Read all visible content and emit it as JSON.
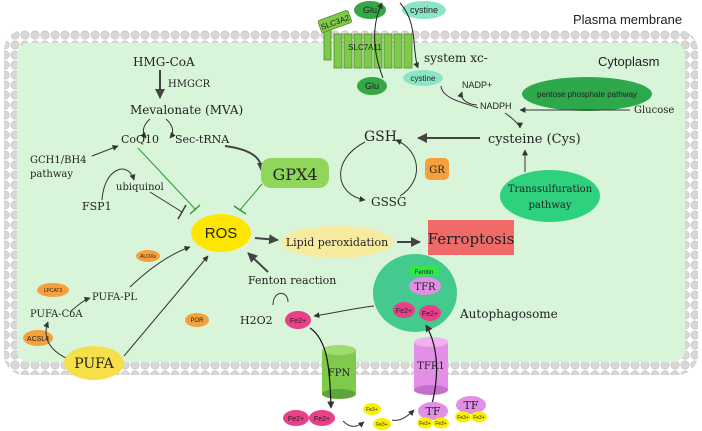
{
  "labels": {
    "plasma_membrane": "Plasma membrane",
    "cytoplasm": "Cytoplasm",
    "system_xc": "system xc-",
    "slc3a2": "SLC3A2",
    "slc7a11": "SLC7A11",
    "glu_out": "Glu",
    "cystine_out": "cystine",
    "glu_in": "Glu",
    "cystine_in": "cystine",
    "nadp_plus": "NADP+",
    "nadph": "NADPH",
    "pentose_phosphate": "pentose phosphate pathway",
    "glucose": "Glucose",
    "hmg_coa": "HMG-CoA",
    "hmgcr": "HMGCR",
    "mevalonate": "Mevalonate (MVA)",
    "coq10": "CoQ10",
    "sec_trna": "Sec-tRNA",
    "gch1_line1": "GCH1/BH4",
    "gch1_line2": "pathway",
    "ubiquinol": "ubiquinol",
    "fsp1": "FSP1",
    "gsh": "GSH",
    "gssg": "GSSG",
    "gr": "GR",
    "cysteine": "cysteine (Cys)",
    "gpx4": "GPX4",
    "transsulfuration_line1": "Transsulfuration",
    "transsulfuration_line2": "pathway",
    "ros": "ROS",
    "lipid_peroxidation": "Lipid peroxidation",
    "ferroptosis": "Ferroptosis",
    "alox": "ALOXs",
    "lpcat3": "LPCAT3",
    "pufa_pl": "PUFA-PL",
    "pufa_coa": "PUFA-CoA",
    "acsl4": "ACSL4",
    "pufa": "PUFA",
    "por": "POR",
    "fenton": "Fenton reaction",
    "h2o2": "H2O2",
    "fe2_a": "Fe2+",
    "ferritin": "Ferritin",
    "tfr_inner": "TFR",
    "fe2_b": "Fe2+",
    "fe2_c": "Fe2+",
    "autophagosome": "Autophagosome",
    "fpn": "FPN",
    "tfr1": "TFR1",
    "fe2_d": "Fe2+",
    "fe2_e": "Fe2+",
    "fe3_a": "Fe3+",
    "fe3_b": "Fe3+",
    "tf_a": "TF",
    "tf_a_fe1": "Fe3+",
    "tf_a_fe2": "Fe3+",
    "tf_b": "TF",
    "tf_b_fe1": "Fe3+",
    "tf_b_fe2": "Fe3+"
  },
  "colors": {
    "cytoplasm_fill": "#d9f5d9",
    "membrane_bead": "#d8d8d8",
    "ros_yellow": "#ffe600",
    "pufa_yellow": "#f5e04a",
    "gpx4_green": "#8fd65a",
    "transsulfuration_green": "#2ed27e",
    "pentose_green": "#2da84a",
    "ferroptosis_red": "#f06a6a",
    "lipid_yellow": "#f7eba0",
    "orange_enzyme": "#f5a03c",
    "fe2_pink": "#ea3f8b",
    "fe3_yellow": "#f8f200",
    "channel_purple": "#e38fe6",
    "channel_green": "#7fc94b",
    "autophagosome_green": "#44c98e",
    "cystine_teal": "#8ae6c5",
    "glu_green": "#35a845"
  }
}
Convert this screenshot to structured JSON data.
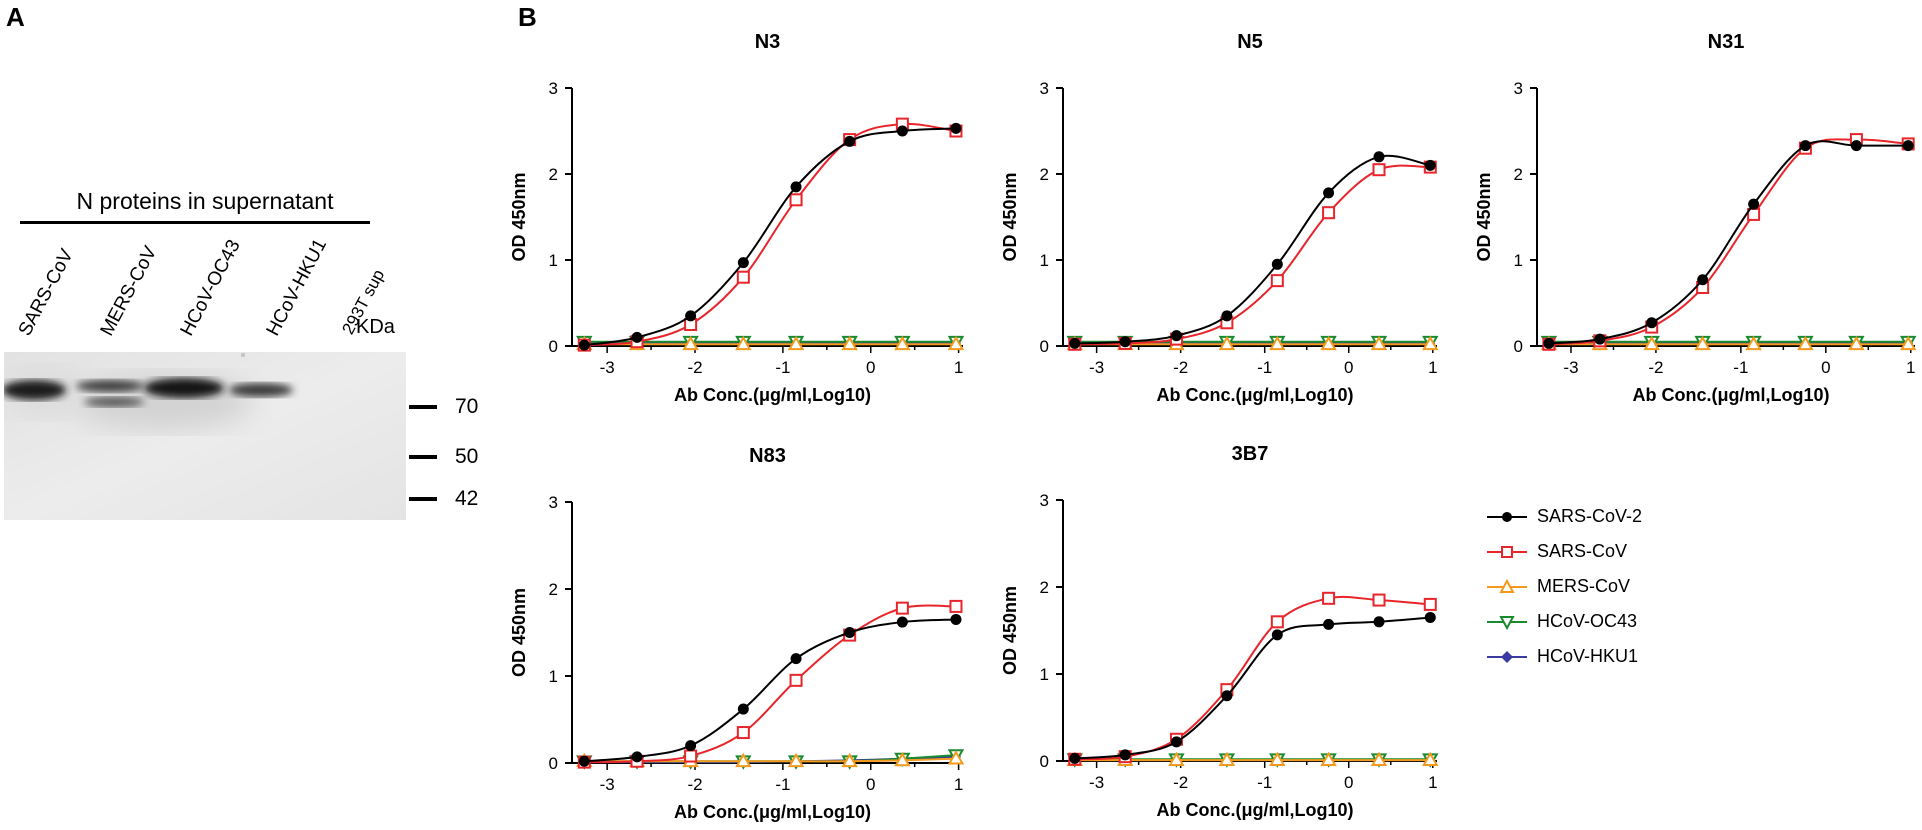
{
  "panel_a": {
    "letter": "A",
    "title": "N proteins in supernatant",
    "lanes": [
      "SARS-CoV",
      "MERS-CoV",
      "HCoV-OC43",
      "HCoV-HKU1",
      "293T sup"
    ],
    "marker_unit": "KDa",
    "markers": [
      "70",
      "50",
      "42"
    ]
  },
  "panel_b": {
    "letter": "B"
  },
  "legend": {
    "items": [
      {
        "name": "SARS-CoV-2",
        "color": "#000000",
        "marker": "filled-circle"
      },
      {
        "name": "SARS-CoV",
        "color": "#e8252b",
        "marker": "open-square"
      },
      {
        "name": "MERS-CoV",
        "color": "#f39a1e",
        "marker": "open-triangle-up"
      },
      {
        "name": "HCoV-OC43",
        "color": "#1a8a2e",
        "marker": "open-triangle-down"
      },
      {
        "name": "HCoV-HKU1",
        "color": "#3a3aa0",
        "marker": "diamond"
      }
    ]
  },
  "chart_data": [
    {
      "type": "line",
      "title": "N3",
      "xlabel": "Ab Conc.(μg/ml,Log10)",
      "ylabel": "OD 450nm",
      "xlim": [
        -3.4,
        1.05
      ],
      "ylim": [
        0,
        3
      ],
      "xticks": [
        -3,
        -2,
        -1,
        0,
        1
      ],
      "yticks": [
        0,
        1,
        2,
        3
      ],
      "x": [
        -3.26,
        -2.66,
        -2.05,
        -1.45,
        -0.85,
        -0.24,
        0.36,
        0.97
      ],
      "series": [
        {
          "name": "SARS-CoV-2",
          "values": [
            0.01,
            0.1,
            0.35,
            0.97,
            1.85,
            2.38,
            2.5,
            2.53
          ]
        },
        {
          "name": "SARS-CoV",
          "values": [
            0.01,
            0.05,
            0.25,
            0.8,
            1.7,
            2.4,
            2.58,
            2.5
          ]
        },
        {
          "name": "MERS-CoV",
          "values": [
            0.02,
            0.02,
            0.02,
            0.02,
            0.02,
            0.02,
            0.02,
            0.02
          ]
        },
        {
          "name": "HCoV-OC43",
          "values": [
            0.05,
            0.05,
            0.05,
            0.05,
            0.05,
            0.05,
            0.05,
            0.05
          ]
        },
        {
          "name": "HCoV-HKU1",
          "values": [
            0.03,
            0.03,
            0.03,
            0.03,
            0.03,
            0.03,
            0.03,
            0.03
          ]
        }
      ]
    },
    {
      "type": "line",
      "title": "N5",
      "xlabel": "Ab Conc.(μg/ml,Log10)",
      "ylabel": "OD 450nm",
      "xlim": [
        -3.4,
        1.05
      ],
      "ylim": [
        0,
        3
      ],
      "xticks": [
        -3,
        -2,
        -1,
        0,
        1
      ],
      "yticks": [
        0,
        1,
        2,
        3
      ],
      "x": [
        -3.26,
        -2.66,
        -2.05,
        -1.45,
        -0.85,
        -0.24,
        0.36,
        0.97
      ],
      "series": [
        {
          "name": "SARS-CoV-2",
          "values": [
            0.03,
            0.05,
            0.12,
            0.35,
            0.95,
            1.78,
            2.2,
            2.1
          ]
        },
        {
          "name": "SARS-CoV",
          "values": [
            0.02,
            0.03,
            0.08,
            0.27,
            0.76,
            1.55,
            2.05,
            2.08
          ]
        },
        {
          "name": "MERS-CoV",
          "values": [
            0.02,
            0.02,
            0.02,
            0.02,
            0.02,
            0.02,
            0.02,
            0.02
          ]
        },
        {
          "name": "HCoV-OC43",
          "values": [
            0.05,
            0.05,
            0.05,
            0.05,
            0.05,
            0.05,
            0.05,
            0.05
          ]
        },
        {
          "name": "HCoV-HKU1",
          "values": [
            0.03,
            0.03,
            0.03,
            0.03,
            0.03,
            0.03,
            0.03,
            0.03
          ]
        }
      ]
    },
    {
      "type": "line",
      "title": "N31",
      "xlabel": "Ab Conc.(μg/ml,Log10)",
      "ylabel": "OD 450nm",
      "xlim": [
        -3.4,
        1.05
      ],
      "ylim": [
        0,
        3
      ],
      "xticks": [
        -3,
        -2,
        -1,
        0,
        1
      ],
      "yticks": [
        0,
        1,
        2,
        3
      ],
      "x": [
        -3.26,
        -2.66,
        -2.05,
        -1.45,
        -0.85,
        -0.24,
        0.36,
        0.97
      ],
      "series": [
        {
          "name": "SARS-CoV-2",
          "values": [
            0.03,
            0.08,
            0.27,
            0.77,
            1.65,
            2.33,
            2.33,
            2.33
          ]
        },
        {
          "name": "SARS-CoV",
          "values": [
            0.02,
            0.06,
            0.22,
            0.68,
            1.53,
            2.3,
            2.4,
            2.35
          ]
        },
        {
          "name": "MERS-CoV",
          "values": [
            0.02,
            0.02,
            0.02,
            0.02,
            0.02,
            0.02,
            0.02,
            0.02
          ]
        },
        {
          "name": "HCoV-OC43",
          "values": [
            0.05,
            0.05,
            0.05,
            0.05,
            0.05,
            0.05,
            0.05,
            0.05
          ]
        },
        {
          "name": "HCoV-HKU1",
          "values": [
            0.03,
            0.03,
            0.03,
            0.03,
            0.03,
            0.03,
            0.03,
            0.03
          ]
        }
      ]
    },
    {
      "type": "line",
      "title": "N83",
      "xlabel": "Ab Conc.(μg/ml,Log10)",
      "ylabel": "OD 450nm",
      "xlim": [
        -3.4,
        1.05
      ],
      "ylim": [
        0,
        3
      ],
      "xticks": [
        -3,
        -2,
        -1,
        0,
        1
      ],
      "yticks": [
        0,
        1,
        2,
        3
      ],
      "x": [
        -3.26,
        -2.66,
        -2.05,
        -1.45,
        -0.85,
        -0.24,
        0.36,
        0.97
      ],
      "series": [
        {
          "name": "SARS-CoV-2",
          "values": [
            0.02,
            0.07,
            0.2,
            0.62,
            1.2,
            1.5,
            1.62,
            1.65
          ]
        },
        {
          "name": "SARS-CoV",
          "values": [
            0.01,
            0.02,
            0.08,
            0.35,
            0.95,
            1.47,
            1.78,
            1.8
          ]
        },
        {
          "name": "MERS-CoV",
          "values": [
            0.02,
            0.02,
            0.02,
            0.02,
            0.02,
            0.02,
            0.03,
            0.05
          ]
        },
        {
          "name": "HCoV-OC43",
          "values": [
            0.02,
            0.02,
            0.02,
            0.02,
            0.02,
            0.02,
            0.05,
            0.09
          ]
        },
        {
          "name": "HCoV-HKU1",
          "values": [
            0.01,
            0.01,
            0.01,
            0.01,
            0.02,
            0.03,
            0.05,
            0.07
          ]
        }
      ]
    },
    {
      "type": "line",
      "title": "3B7",
      "xlabel": "Ab Conc.(μg/ml,Log10)",
      "ylabel": "OD 450nm",
      "xlim": [
        -3.4,
        1.05
      ],
      "ylim": [
        0,
        3
      ],
      "xticks": [
        -3,
        -2,
        -1,
        0,
        1
      ],
      "yticks": [
        0,
        1,
        2,
        3
      ],
      "x": [
        -3.26,
        -2.66,
        -2.05,
        -1.45,
        -0.85,
        -0.24,
        0.36,
        0.97
      ],
      "series": [
        {
          "name": "SARS-CoV-2",
          "values": [
            0.03,
            0.07,
            0.22,
            0.75,
            1.45,
            1.57,
            1.6,
            1.65
          ]
        },
        {
          "name": "SARS-CoV",
          "values": [
            0.02,
            0.05,
            0.25,
            0.82,
            1.6,
            1.87,
            1.85,
            1.8
          ]
        },
        {
          "name": "MERS-CoV",
          "values": [
            0.01,
            0.01,
            0.01,
            0.01,
            0.01,
            0.01,
            0.01,
            0.01
          ]
        },
        {
          "name": "HCoV-OC43",
          "values": [
            0.02,
            0.02,
            0.02,
            0.02,
            0.02,
            0.02,
            0.02,
            0.02
          ]
        },
        {
          "name": "HCoV-HKU1",
          "values": [
            0.01,
            0.01,
            0.01,
            0.01,
            0.01,
            0.01,
            0.01,
            0.01
          ]
        }
      ]
    }
  ]
}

++++++++++++++++++++

● YOUR INSTRUCTIONS:
Each line above with the word "pathway" needs to be copied.

● SOLUTION TO THIS EXERCISE:
    "pentose_phosphate": "pentose phosphate pathway",
    "gch1_line2": "pathway",
    "transsulfuration_line2": "pathway",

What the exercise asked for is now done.